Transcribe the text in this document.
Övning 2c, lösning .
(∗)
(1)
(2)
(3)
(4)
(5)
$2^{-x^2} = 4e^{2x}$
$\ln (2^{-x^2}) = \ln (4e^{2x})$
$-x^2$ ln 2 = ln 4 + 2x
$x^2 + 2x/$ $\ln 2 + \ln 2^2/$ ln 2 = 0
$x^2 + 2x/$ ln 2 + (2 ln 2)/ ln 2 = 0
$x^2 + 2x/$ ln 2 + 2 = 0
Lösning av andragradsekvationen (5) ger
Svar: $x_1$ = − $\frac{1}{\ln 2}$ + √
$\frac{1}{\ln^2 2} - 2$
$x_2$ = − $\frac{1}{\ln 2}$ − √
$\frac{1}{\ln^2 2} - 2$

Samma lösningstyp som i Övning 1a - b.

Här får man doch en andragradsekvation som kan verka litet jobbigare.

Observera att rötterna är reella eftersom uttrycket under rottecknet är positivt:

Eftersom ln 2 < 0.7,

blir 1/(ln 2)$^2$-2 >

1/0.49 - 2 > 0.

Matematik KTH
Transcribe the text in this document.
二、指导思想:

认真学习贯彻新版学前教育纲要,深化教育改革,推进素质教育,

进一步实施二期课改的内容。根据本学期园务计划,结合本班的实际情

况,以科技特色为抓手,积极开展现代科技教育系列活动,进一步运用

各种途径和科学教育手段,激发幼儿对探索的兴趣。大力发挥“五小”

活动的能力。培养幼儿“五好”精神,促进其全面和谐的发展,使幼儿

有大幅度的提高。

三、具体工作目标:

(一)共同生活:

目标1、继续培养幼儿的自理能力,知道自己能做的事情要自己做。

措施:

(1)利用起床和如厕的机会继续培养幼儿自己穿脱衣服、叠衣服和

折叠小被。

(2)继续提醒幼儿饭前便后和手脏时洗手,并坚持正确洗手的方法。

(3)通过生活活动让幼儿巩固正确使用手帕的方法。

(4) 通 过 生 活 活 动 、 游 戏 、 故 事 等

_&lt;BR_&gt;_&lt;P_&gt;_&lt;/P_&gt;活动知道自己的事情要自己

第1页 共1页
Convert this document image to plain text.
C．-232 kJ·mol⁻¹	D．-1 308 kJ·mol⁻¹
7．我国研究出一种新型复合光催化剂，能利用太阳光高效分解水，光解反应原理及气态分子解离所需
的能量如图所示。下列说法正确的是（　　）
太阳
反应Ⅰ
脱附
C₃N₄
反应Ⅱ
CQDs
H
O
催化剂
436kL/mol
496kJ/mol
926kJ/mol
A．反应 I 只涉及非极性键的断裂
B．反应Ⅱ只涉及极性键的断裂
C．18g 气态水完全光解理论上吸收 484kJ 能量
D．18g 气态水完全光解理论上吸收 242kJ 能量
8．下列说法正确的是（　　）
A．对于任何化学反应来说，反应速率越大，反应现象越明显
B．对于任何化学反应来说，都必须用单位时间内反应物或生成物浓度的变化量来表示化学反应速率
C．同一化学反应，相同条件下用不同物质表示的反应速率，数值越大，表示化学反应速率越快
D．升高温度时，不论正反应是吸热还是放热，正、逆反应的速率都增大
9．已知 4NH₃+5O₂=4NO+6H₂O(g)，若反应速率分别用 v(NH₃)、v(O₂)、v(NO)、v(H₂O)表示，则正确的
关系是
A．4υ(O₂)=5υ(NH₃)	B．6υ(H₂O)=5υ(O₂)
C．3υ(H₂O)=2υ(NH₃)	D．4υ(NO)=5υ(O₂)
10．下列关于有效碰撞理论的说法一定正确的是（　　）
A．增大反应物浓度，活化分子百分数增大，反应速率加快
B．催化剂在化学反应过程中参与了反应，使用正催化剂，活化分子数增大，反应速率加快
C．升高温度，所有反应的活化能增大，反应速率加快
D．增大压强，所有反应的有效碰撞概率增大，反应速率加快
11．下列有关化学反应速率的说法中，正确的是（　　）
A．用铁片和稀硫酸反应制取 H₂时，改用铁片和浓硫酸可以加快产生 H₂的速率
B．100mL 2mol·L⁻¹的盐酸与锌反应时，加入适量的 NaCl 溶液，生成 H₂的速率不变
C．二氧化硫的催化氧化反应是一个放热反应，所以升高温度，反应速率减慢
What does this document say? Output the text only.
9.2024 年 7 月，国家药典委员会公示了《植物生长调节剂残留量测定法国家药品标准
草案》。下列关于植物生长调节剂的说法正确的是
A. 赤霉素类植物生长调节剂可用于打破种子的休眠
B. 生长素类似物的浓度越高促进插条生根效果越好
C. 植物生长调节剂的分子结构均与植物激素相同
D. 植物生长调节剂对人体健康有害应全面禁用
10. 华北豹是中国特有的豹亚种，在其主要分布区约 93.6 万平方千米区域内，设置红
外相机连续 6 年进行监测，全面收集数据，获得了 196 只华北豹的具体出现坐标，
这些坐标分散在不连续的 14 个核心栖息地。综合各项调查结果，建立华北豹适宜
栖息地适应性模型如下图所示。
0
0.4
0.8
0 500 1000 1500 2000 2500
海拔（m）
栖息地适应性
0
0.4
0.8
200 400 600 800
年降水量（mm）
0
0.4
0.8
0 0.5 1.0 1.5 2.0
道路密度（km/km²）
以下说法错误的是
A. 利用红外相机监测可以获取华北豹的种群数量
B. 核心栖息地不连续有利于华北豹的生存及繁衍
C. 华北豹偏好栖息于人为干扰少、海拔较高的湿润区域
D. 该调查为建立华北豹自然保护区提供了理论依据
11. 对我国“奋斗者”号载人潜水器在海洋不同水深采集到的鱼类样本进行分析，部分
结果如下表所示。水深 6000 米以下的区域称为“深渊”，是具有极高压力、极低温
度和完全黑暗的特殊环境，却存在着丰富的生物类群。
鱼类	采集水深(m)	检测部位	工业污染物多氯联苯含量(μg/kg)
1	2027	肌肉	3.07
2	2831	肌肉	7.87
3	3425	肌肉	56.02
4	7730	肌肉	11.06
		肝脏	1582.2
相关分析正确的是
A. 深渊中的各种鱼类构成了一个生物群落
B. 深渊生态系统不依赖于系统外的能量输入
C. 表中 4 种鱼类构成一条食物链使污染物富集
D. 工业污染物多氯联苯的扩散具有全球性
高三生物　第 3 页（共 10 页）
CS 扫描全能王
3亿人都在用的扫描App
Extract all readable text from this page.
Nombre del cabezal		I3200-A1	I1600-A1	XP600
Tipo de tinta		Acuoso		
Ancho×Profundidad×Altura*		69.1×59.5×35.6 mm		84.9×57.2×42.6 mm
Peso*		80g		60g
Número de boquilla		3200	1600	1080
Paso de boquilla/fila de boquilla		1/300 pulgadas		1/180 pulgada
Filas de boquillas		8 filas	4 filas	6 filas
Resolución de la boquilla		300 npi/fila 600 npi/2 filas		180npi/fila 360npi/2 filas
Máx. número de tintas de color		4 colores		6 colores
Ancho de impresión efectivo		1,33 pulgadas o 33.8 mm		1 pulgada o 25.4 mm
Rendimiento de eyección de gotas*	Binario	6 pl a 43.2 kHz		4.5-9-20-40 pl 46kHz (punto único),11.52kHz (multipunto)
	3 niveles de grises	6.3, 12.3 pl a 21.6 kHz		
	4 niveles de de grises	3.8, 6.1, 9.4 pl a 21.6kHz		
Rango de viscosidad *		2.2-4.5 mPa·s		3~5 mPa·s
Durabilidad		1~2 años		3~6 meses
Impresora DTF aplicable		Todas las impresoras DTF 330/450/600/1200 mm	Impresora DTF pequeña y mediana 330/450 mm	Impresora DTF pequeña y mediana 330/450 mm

Set problem: Identify the lines that hold the word "pulgada". Copy every one of them.

Task response:
Paso de boquilla/fila de boquilla		1/300 pulgadas		1/180 pulgada
Ancho de impresión efectivo		1,33 pulgadas o 33.8 mm		1 pulgada o 25.4 mm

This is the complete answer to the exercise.